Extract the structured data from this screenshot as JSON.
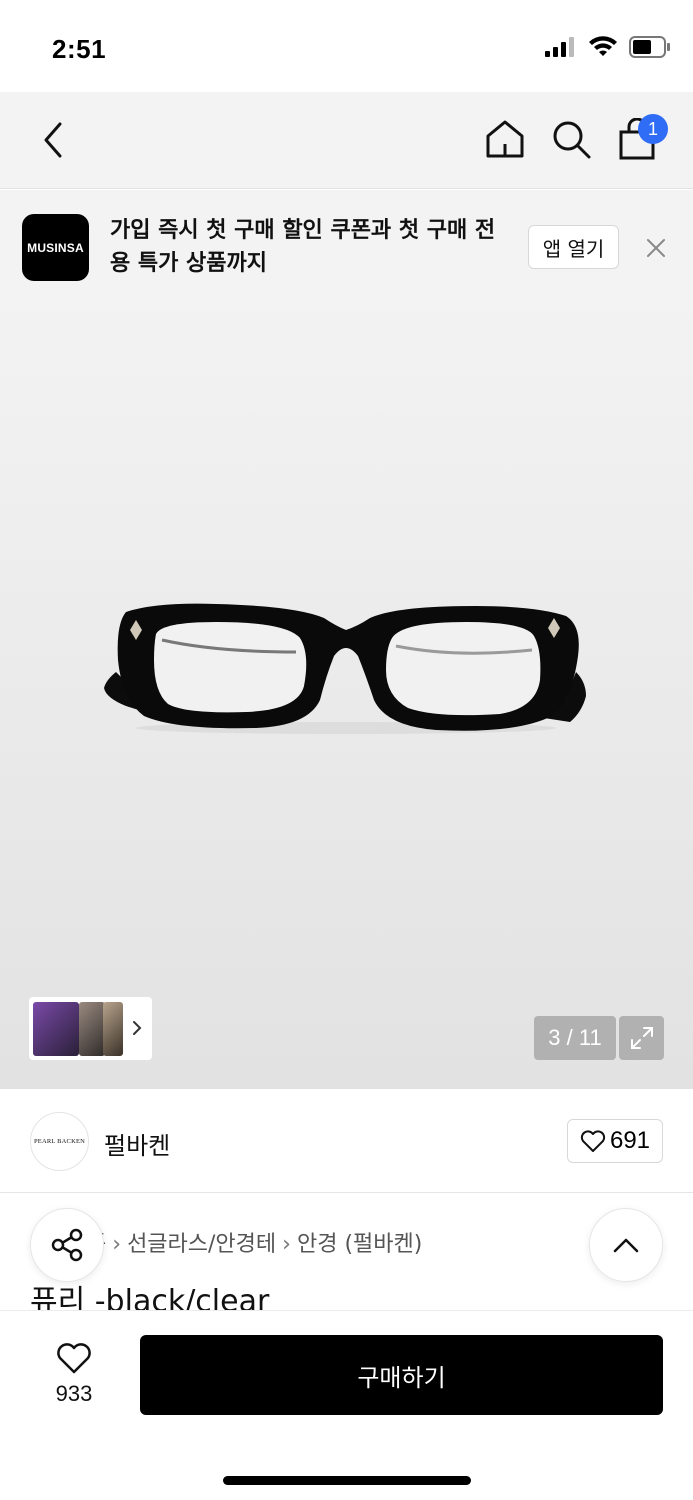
{
  "status": {
    "time": "2:51"
  },
  "nav": {
    "cart_count": "1"
  },
  "banner": {
    "logo_text": "MUSINSA",
    "message": "가입 즉시 첫 구매 할인 쿠폰과 첫 구매 전용 특가 상품까지",
    "open_label": "앱 열기"
  },
  "gallery": {
    "counter": "3 / 11"
  },
  "brand": {
    "logo_text": "PEARL BACKEN",
    "name": "펄바켄",
    "likes": "691"
  },
  "breadcrumb": [
    "품",
    "선글라스/안경테",
    "안경 (펄바켄)"
  ],
  "product": {
    "title": "퓨리 -black/clear"
  },
  "bottom": {
    "wish_count": "933",
    "buy_label": "구매하기"
  },
  "colors": {
    "accent": "#2f6df6",
    "buy_button": "#000000"
  },
  "icons": [
    "back-icon",
    "home-icon",
    "search-icon",
    "cart-icon",
    "close-icon",
    "expand-icon",
    "heart-icon",
    "share-icon",
    "chevron-up-icon",
    "chevron-right-icon"
  ]
}
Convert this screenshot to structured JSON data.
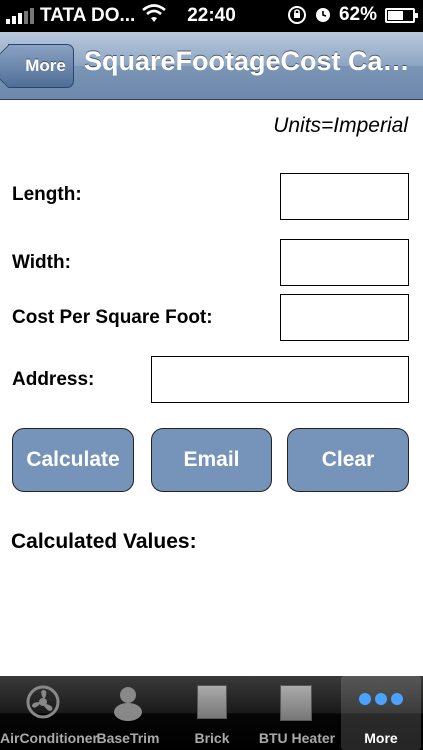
{
  "status": {
    "carrier": "TATA DO...",
    "time": "22:40",
    "battery": "62%",
    "battery_level": 0.62
  },
  "nav": {
    "back_label": "More",
    "title": "SquareFootageCost Calculator"
  },
  "form": {
    "units": "Units=Imperial",
    "length_label": "Length:",
    "width_label": "Width:",
    "cost_label": "Cost Per Square Foot:",
    "address_label": "Address:",
    "length_value": "",
    "width_value": "",
    "cost_value": "",
    "address_value": ""
  },
  "actions": {
    "calculate": "Calculate",
    "email": "Email",
    "clear": "Clear"
  },
  "results": {
    "heading": "Calculated Values:"
  },
  "tabs": [
    {
      "label": "AirConditioner",
      "icon": "fan-icon"
    },
    {
      "label": "BaseTrim",
      "icon": "person-icon"
    },
    {
      "label": "Brick",
      "icon": "square-icon"
    },
    {
      "label": "BTU Heater",
      "icon": "square-icon"
    },
    {
      "label": "More",
      "icon": "more-dots-icon",
      "selected": true
    }
  ],
  "colors": {
    "nav_bar": "#7b95b6",
    "button": "#7694b9",
    "tab_selected_dots": "#4aa3ff"
  }
}
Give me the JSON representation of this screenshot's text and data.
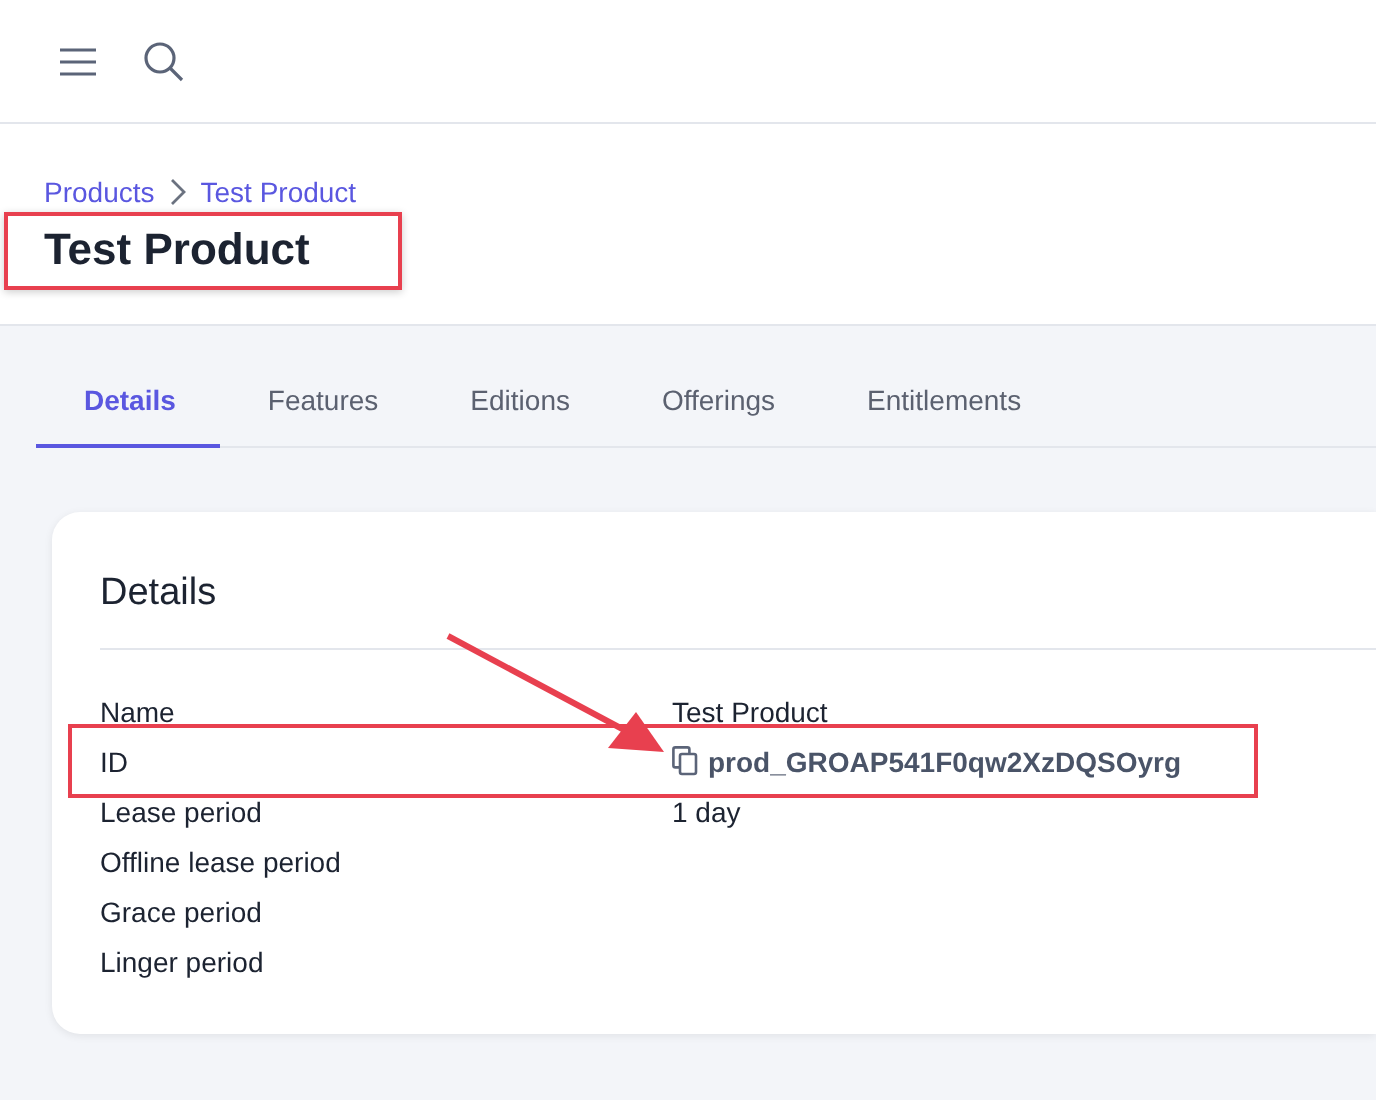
{
  "breadcrumbs": [
    "Products",
    "Test Product"
  ],
  "title": "Test Product",
  "title_highlighted": true,
  "tabs": [
    {
      "label": "Details",
      "selected": true
    },
    {
      "label": "Features",
      "selected": false
    },
    {
      "label": "Editions",
      "selected": false
    },
    {
      "label": "Offerings",
      "selected": false
    },
    {
      "label": "Entitlements",
      "selected": false
    }
  ],
  "card": {
    "heading": "Details",
    "rows": [
      {
        "label": "Name",
        "value": "Test Product",
        "copyable": false,
        "highlighted": false
      },
      {
        "label": "ID",
        "value": "prod_GROAP541F0qw2XzDQSOyrg",
        "copyable": true,
        "highlighted": true
      },
      {
        "label": "Lease period",
        "value": "1 day",
        "copyable": false,
        "highlighted": false
      },
      {
        "label": "Offline lease period",
        "highlighted": false
      },
      {
        "label": "Grace period",
        "highlighted": false
      },
      {
        "label": "Linger period",
        "highlighted": false
      }
    ]
  },
  "arrow": true
}
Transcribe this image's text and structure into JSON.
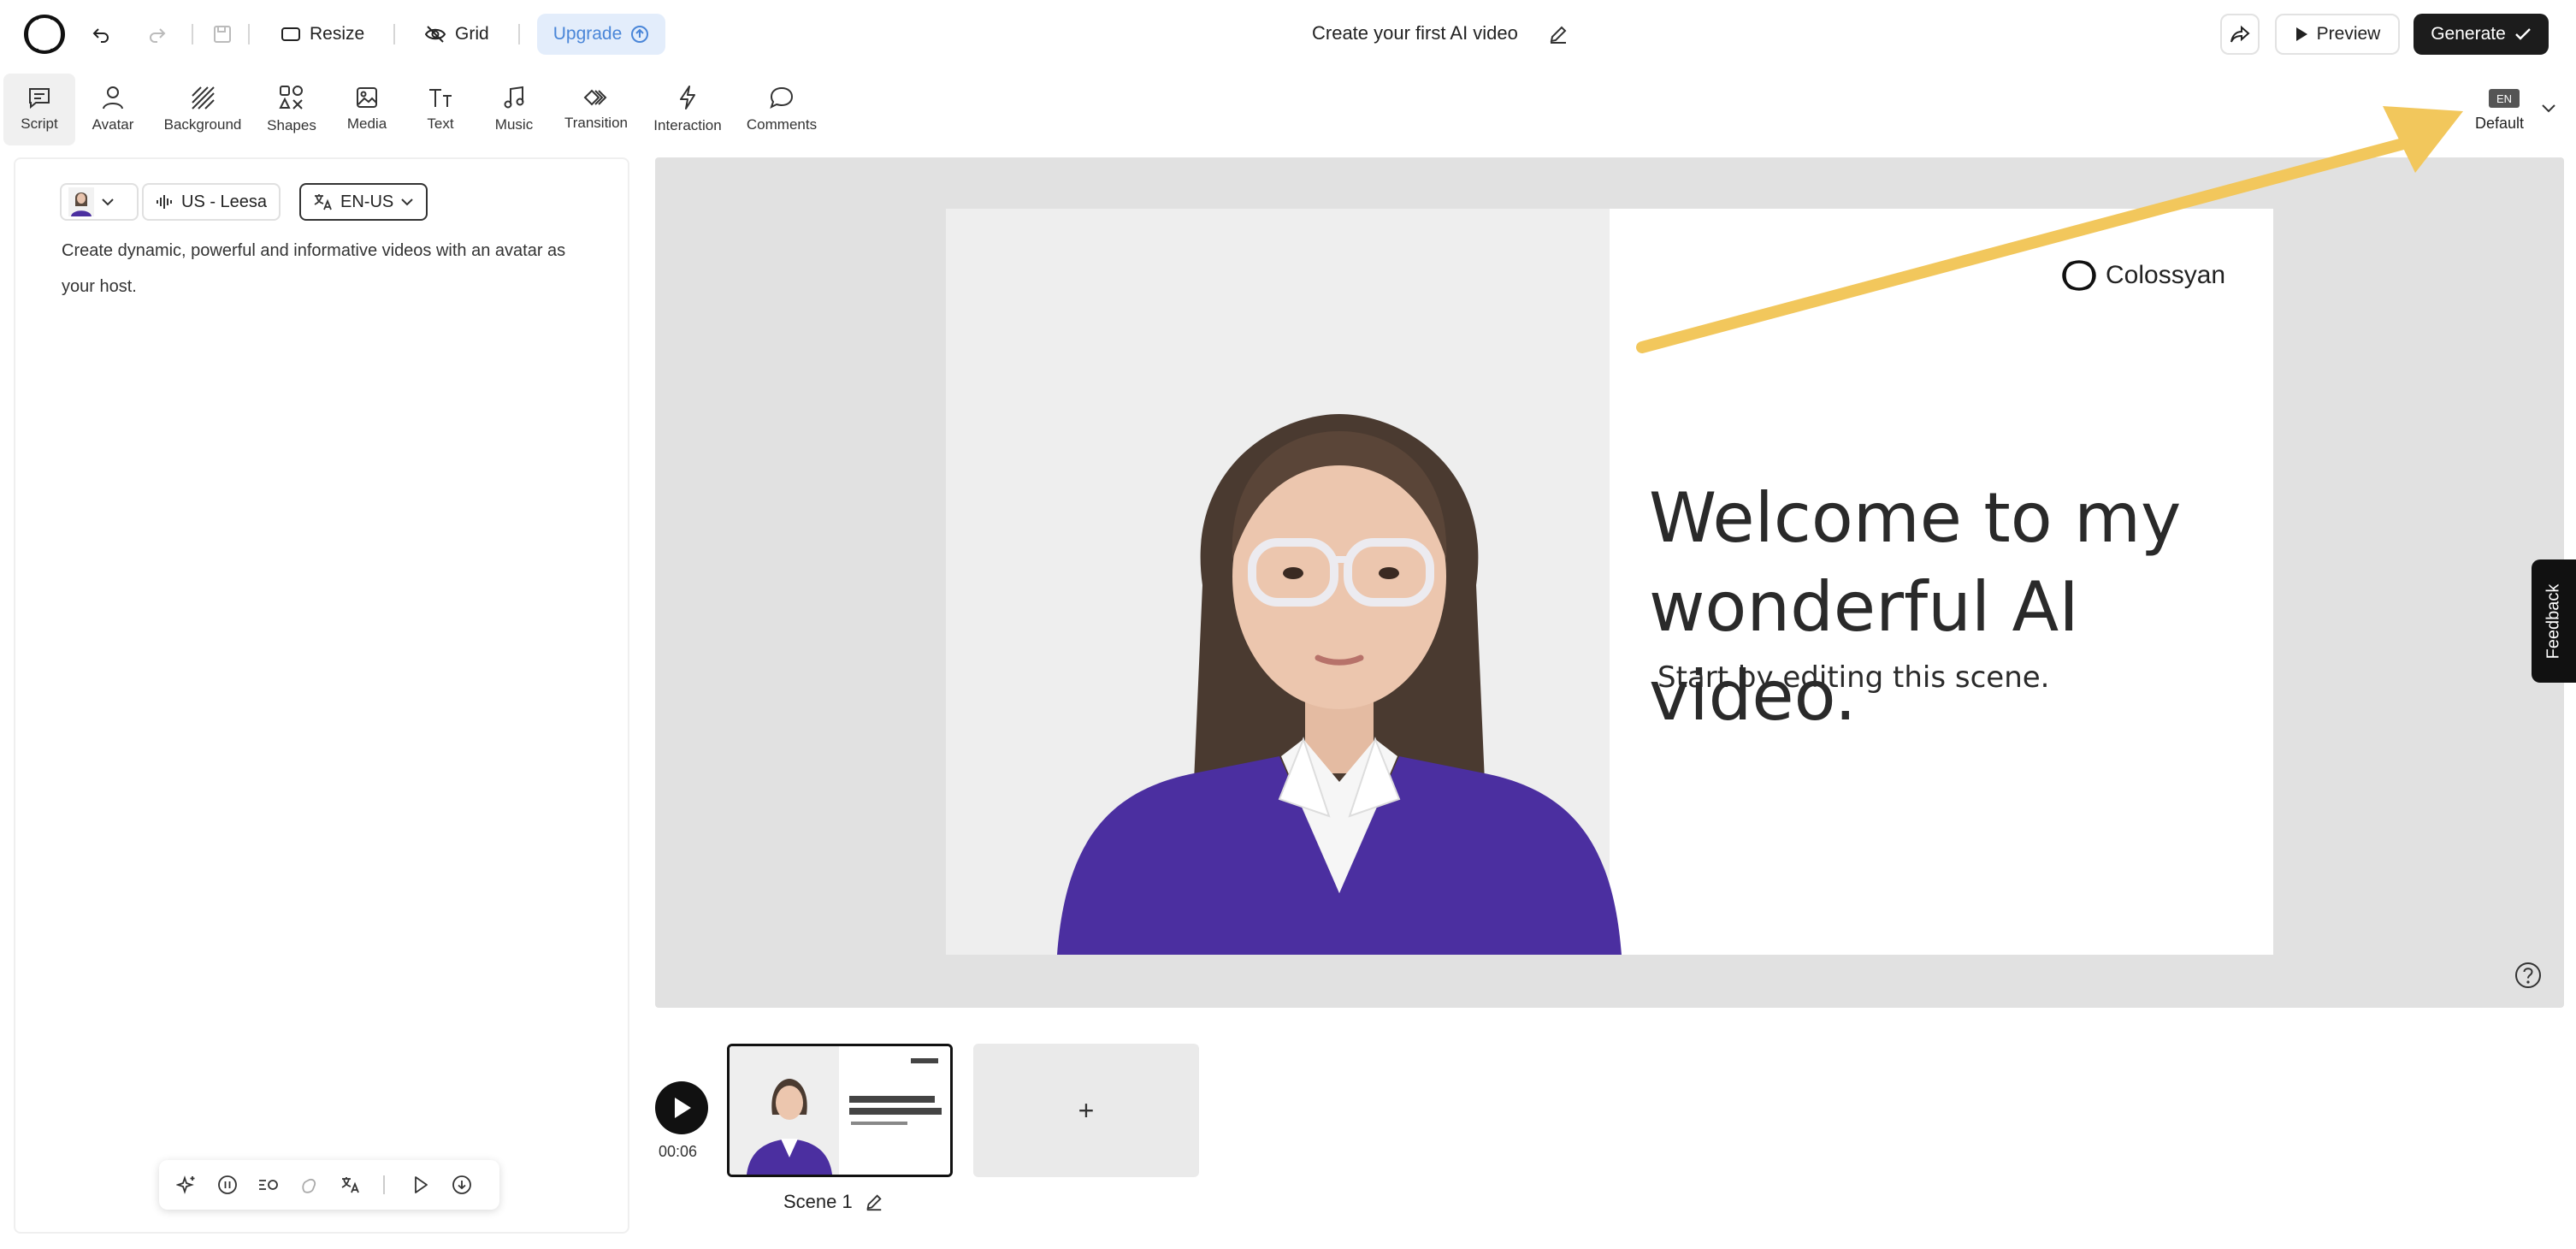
{
  "topbar": {
    "resize_label": "Resize",
    "grid_label": "Grid",
    "upgrade_label": "Upgrade",
    "title": "Create your first AI video",
    "preview_label": "Preview",
    "generate_label": "Generate"
  },
  "tools": [
    {
      "label": "Script",
      "icon": "comment-square-icon",
      "active": true
    },
    {
      "label": "Avatar",
      "icon": "person-icon"
    },
    {
      "label": "Background",
      "icon": "background-icon"
    },
    {
      "label": "Shapes",
      "icon": "shapes-icon"
    },
    {
      "label": "Media",
      "icon": "image-icon"
    },
    {
      "label": "Text",
      "icon": "text-icon"
    },
    {
      "label": "Music",
      "icon": "music-icon"
    },
    {
      "label": "Transition",
      "icon": "transition-icon"
    },
    {
      "label": "Interaction",
      "icon": "lightning-icon"
    },
    {
      "label": "Comments",
      "icon": "comment-bubble-icon"
    }
  ],
  "language": {
    "badge": "EN",
    "label": "Default"
  },
  "script": {
    "voice_label": "US - Leesa",
    "locale_label": "EN-US",
    "text": "Create dynamic, powerful and informative videos with an avatar as your host."
  },
  "slide": {
    "logo_text": "Colossyan",
    "heading": "Welcome to my wonderful AI video.",
    "subheading": "Start by editing this scene."
  },
  "timeline": {
    "time": "00:06",
    "scene_label": "Scene 1",
    "add_label": "+"
  },
  "feedback_label": "Feedback",
  "colors": {
    "accent_upgrade_bg": "#e3edfb",
    "accent_upgrade_text": "#4a86d8",
    "generate_bg": "#1c1c1c",
    "annotation_arrow": "#f2c75c",
    "sweater": "#4b2fa0"
  }
}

→ Task prompt
Retype, word for word, the lines from the one with "Transcribe this image's" through the last line of the entries above, and only those lines. Leave pictures out.

→ The response
Transcribe this image's text and structure into JSON.
{
  "topbar": {
    "resize_label": "Resize",
    "grid_label": "Grid",
    "upgrade_label": "Upgrade",
    "title": "Create your first AI video",
    "preview_label": "Preview",
    "generate_label": "Generate"
  },
  "tools": [
    {
      "label": "Script",
      "icon": "comment-square-icon",
      "active": true
    },
    {
      "label": "Avatar",
      "icon": "person-icon"
    },
    {
      "label": "Background",
      "icon": "background-icon"
    },
    {
      "label": "Shapes",
      "icon": "shapes-icon"
    },
    {
      "label": "Media",
      "icon": "image-icon"
    },
    {
      "label": "Text",
      "icon": "text-icon"
    },
    {
      "label": "Music",
      "icon": "music-icon"
    },
    {
      "label": "Transition",
      "icon": "transition-icon"
    },
    {
      "label": "Interaction",
      "icon": "lightning-icon"
    },
    {
      "label": "Comments",
      "icon": "comment-bubble-icon"
    }
  ],
  "language": {
    "badge": "EN",
    "label": "Default"
  },
  "script": {
    "voice_label": "US - Leesa",
    "locale_label": "EN-US",
    "text": "Create dynamic, powerful and informative videos with an avatar as your host."
  },
  "slide": {
    "logo_text": "Colossyan",
    "heading": "Welcome to my wonderful AI video.",
    "subheading": "Start by editing this scene."
  },
  "timeline": {
    "time": "00:06",
    "scene_label": "Scene 1",
    "add_label": "+"
  },
  "feedback_label": "Feedback",
  "colors": {
    "accent_upgrade_bg": "#e3edfb",
    "accent_upgrade_text": "#4a86d8",
    "generate_bg": "#1c1c1c",
    "annotation_arrow": "#f2c75c",
    "sweater": "#4b2fa0"
  }
}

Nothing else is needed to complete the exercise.